Brief: List each line of the records below that contains the string "text", copying every such line in full.

Available records:
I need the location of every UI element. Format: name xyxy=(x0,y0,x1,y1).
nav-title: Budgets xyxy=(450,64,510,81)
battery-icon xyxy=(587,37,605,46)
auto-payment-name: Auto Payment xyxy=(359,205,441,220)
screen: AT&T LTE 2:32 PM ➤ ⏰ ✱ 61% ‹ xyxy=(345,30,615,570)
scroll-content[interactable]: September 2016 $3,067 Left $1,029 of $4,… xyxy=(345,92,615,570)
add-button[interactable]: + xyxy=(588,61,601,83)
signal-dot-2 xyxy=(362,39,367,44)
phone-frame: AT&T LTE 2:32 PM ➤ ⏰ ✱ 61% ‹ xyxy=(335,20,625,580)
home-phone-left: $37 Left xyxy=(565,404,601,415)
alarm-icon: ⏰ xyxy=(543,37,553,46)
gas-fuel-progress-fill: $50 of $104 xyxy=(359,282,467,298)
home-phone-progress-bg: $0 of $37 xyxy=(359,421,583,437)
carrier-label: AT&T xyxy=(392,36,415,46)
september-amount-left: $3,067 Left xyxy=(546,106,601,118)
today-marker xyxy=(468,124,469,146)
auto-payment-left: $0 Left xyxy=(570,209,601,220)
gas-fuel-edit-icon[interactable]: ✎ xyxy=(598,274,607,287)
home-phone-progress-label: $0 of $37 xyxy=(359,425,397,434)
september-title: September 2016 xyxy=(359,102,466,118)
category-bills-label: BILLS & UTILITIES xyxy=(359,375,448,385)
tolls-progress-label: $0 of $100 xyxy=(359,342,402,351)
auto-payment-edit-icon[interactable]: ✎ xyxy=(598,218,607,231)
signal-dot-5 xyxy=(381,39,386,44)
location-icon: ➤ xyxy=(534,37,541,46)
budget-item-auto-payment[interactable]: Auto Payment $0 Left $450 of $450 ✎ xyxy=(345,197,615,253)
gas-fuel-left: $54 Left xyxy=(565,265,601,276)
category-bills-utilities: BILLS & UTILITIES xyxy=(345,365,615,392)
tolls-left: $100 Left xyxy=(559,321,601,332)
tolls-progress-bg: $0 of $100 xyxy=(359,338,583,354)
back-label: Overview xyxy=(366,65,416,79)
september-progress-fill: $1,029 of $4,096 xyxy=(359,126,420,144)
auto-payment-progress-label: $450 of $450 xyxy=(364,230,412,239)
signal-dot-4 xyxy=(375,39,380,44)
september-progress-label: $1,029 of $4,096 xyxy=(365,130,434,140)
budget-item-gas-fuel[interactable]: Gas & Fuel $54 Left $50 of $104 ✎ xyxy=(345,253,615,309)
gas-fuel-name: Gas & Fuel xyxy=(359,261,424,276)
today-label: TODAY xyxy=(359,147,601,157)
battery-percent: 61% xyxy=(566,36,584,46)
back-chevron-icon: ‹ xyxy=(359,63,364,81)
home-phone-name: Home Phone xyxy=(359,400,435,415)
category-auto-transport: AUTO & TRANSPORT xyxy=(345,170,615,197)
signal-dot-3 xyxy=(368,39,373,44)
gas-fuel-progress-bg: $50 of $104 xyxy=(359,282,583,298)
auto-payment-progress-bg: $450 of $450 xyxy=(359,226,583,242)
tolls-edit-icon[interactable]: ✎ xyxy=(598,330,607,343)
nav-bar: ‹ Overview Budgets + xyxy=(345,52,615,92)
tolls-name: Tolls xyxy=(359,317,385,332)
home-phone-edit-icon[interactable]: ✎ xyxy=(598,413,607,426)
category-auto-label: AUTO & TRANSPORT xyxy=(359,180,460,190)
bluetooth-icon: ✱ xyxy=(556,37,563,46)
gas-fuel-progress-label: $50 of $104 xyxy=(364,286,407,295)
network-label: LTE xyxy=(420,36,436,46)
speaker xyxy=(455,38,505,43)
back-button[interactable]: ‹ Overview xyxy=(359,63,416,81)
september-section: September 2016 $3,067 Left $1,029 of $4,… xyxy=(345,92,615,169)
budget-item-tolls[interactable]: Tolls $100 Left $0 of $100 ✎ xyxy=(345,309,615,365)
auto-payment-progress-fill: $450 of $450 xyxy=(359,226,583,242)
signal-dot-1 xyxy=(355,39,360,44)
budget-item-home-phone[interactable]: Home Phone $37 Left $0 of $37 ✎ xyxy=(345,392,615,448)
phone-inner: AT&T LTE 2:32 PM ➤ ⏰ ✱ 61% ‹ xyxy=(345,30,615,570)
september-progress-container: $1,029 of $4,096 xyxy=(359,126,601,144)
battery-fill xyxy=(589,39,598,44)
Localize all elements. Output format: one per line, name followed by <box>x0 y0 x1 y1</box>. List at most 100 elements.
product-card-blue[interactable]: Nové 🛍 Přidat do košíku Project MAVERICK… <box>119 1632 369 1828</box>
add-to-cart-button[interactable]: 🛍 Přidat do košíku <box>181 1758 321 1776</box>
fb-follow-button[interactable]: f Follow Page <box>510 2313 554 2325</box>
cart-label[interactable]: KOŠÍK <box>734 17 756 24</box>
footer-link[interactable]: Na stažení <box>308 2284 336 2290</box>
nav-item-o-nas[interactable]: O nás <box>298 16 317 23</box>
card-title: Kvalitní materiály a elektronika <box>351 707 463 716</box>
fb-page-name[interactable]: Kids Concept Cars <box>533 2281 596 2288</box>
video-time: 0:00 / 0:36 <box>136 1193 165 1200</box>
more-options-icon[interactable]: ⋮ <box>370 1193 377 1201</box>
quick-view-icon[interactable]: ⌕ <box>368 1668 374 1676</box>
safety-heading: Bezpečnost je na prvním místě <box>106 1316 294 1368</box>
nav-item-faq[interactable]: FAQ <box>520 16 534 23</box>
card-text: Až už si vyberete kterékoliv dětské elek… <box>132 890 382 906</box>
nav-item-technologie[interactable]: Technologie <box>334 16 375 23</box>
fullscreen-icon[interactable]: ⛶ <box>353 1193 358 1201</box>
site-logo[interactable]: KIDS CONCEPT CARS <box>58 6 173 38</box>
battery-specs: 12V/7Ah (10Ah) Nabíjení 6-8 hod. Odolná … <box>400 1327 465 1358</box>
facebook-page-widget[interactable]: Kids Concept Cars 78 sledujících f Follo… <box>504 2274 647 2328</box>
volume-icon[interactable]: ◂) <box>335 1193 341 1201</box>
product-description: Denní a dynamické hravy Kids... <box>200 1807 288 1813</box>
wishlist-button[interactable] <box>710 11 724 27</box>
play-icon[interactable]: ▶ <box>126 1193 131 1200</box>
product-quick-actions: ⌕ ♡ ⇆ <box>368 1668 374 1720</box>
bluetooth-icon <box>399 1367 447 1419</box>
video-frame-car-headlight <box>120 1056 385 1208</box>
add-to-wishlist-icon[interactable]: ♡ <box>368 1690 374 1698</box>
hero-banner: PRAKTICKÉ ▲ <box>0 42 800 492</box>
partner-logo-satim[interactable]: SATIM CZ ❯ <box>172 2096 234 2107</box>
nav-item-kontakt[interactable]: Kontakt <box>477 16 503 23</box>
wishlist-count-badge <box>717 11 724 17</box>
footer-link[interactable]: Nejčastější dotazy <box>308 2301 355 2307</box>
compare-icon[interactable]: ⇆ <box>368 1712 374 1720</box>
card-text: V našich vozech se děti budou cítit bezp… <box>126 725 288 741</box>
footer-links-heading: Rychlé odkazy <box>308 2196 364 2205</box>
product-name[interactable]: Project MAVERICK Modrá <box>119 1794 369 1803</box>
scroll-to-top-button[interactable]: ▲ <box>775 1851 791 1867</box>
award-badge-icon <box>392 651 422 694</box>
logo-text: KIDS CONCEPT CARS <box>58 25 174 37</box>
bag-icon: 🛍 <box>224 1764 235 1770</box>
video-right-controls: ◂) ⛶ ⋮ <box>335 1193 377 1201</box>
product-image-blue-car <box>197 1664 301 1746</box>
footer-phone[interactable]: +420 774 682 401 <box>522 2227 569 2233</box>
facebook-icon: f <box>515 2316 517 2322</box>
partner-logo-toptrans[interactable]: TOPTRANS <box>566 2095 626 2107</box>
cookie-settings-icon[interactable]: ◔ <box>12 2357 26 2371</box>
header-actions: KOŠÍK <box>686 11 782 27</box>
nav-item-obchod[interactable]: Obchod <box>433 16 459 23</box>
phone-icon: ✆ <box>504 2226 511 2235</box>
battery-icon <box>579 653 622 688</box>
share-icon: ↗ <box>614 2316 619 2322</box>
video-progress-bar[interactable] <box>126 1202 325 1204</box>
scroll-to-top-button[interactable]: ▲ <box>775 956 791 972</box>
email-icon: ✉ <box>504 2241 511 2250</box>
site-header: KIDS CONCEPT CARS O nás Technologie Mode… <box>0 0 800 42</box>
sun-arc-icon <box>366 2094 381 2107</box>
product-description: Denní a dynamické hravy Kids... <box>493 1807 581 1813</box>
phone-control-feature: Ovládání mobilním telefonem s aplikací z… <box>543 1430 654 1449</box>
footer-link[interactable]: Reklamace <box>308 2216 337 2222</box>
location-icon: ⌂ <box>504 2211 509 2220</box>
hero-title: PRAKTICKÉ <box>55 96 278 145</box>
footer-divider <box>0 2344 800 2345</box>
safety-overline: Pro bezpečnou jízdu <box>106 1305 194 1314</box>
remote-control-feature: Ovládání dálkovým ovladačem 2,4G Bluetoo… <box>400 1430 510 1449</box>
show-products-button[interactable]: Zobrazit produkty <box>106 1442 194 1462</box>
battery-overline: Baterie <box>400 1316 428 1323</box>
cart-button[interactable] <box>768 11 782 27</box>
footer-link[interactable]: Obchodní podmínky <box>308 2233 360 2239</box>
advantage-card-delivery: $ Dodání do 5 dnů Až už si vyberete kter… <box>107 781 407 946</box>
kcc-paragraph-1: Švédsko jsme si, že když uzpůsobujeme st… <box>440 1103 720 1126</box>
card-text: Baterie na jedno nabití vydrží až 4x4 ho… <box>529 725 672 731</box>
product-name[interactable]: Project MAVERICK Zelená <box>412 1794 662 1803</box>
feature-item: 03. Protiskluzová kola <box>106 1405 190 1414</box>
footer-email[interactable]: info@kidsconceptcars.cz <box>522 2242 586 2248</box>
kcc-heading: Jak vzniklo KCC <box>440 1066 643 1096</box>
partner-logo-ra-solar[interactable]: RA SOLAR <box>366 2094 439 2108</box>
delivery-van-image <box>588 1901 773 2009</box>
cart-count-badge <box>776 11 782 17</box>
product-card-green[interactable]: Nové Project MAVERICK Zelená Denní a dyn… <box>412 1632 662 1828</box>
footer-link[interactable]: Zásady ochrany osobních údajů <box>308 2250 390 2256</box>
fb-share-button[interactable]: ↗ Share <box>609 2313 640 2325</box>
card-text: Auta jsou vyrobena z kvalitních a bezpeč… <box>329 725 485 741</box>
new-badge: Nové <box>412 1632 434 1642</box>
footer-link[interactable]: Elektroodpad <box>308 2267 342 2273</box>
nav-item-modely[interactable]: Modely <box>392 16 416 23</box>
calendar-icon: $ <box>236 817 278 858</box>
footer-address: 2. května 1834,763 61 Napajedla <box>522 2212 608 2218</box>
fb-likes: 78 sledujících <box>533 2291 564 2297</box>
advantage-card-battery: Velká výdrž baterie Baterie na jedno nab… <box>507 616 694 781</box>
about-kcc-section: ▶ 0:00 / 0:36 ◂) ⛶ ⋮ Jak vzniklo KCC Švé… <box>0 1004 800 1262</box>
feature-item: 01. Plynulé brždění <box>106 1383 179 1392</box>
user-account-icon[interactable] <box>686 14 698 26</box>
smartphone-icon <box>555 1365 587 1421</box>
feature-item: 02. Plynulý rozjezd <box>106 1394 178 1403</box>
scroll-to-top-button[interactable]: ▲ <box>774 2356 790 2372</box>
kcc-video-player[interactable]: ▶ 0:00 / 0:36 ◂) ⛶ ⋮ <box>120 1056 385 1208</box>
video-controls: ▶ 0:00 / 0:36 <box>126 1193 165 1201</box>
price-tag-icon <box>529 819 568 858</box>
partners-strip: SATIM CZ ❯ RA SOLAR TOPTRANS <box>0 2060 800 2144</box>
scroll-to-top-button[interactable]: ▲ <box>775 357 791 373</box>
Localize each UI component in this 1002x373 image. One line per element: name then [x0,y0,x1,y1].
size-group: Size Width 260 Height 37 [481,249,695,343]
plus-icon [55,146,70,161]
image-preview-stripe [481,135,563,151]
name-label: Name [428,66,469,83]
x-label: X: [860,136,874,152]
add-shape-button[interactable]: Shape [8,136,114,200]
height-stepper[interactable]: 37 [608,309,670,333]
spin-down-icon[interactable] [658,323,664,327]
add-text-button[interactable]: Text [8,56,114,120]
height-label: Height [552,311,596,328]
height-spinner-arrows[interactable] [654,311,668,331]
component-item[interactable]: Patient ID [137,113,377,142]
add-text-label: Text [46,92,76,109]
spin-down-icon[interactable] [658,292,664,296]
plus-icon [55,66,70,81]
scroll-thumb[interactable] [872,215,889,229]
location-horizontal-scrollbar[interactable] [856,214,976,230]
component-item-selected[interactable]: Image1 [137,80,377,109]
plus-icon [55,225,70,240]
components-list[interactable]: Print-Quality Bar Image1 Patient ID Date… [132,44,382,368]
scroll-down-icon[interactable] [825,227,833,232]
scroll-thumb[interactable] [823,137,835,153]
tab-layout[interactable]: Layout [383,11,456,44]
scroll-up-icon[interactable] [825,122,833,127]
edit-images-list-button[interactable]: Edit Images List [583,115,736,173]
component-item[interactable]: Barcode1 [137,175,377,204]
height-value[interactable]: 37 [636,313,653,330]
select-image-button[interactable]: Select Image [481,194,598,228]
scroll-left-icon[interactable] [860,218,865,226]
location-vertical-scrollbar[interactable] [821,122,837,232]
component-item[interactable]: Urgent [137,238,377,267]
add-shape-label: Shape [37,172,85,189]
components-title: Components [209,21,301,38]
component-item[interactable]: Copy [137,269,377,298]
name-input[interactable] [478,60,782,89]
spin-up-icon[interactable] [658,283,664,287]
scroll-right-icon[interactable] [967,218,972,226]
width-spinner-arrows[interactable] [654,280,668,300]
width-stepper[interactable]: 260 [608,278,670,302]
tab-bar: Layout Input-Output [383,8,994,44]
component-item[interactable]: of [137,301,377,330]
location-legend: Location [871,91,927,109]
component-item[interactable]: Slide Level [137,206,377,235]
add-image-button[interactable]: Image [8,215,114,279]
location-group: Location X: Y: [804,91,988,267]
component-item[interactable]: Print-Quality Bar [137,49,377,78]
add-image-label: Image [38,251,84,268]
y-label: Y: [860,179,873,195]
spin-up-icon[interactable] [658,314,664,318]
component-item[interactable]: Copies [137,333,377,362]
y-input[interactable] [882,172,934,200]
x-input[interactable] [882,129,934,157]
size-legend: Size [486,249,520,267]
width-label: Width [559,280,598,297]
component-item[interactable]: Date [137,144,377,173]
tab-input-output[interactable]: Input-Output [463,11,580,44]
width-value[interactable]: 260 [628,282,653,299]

Result of this task:
card-text: Až už si vyberete kterékoliv dětské elek… <box>132 890 382 906</box>
card-text: V našich vozech se děti budou cítit bezp… <box>126 725 288 741</box>
logo-text: KIDS CONCEPT CARS <box>58 25 174 37</box>
card-text: Baterie na jedno nabití vydrží až 4x4 ho… <box>529 725 672 731</box>
card-text: Auta jsou vyrobena z kvalitních a bezpeč… <box>329 725 485 741</box>
add-text-button[interactable]: Text [8,56,114,120]
add-text-label: Text [46,92,76,109]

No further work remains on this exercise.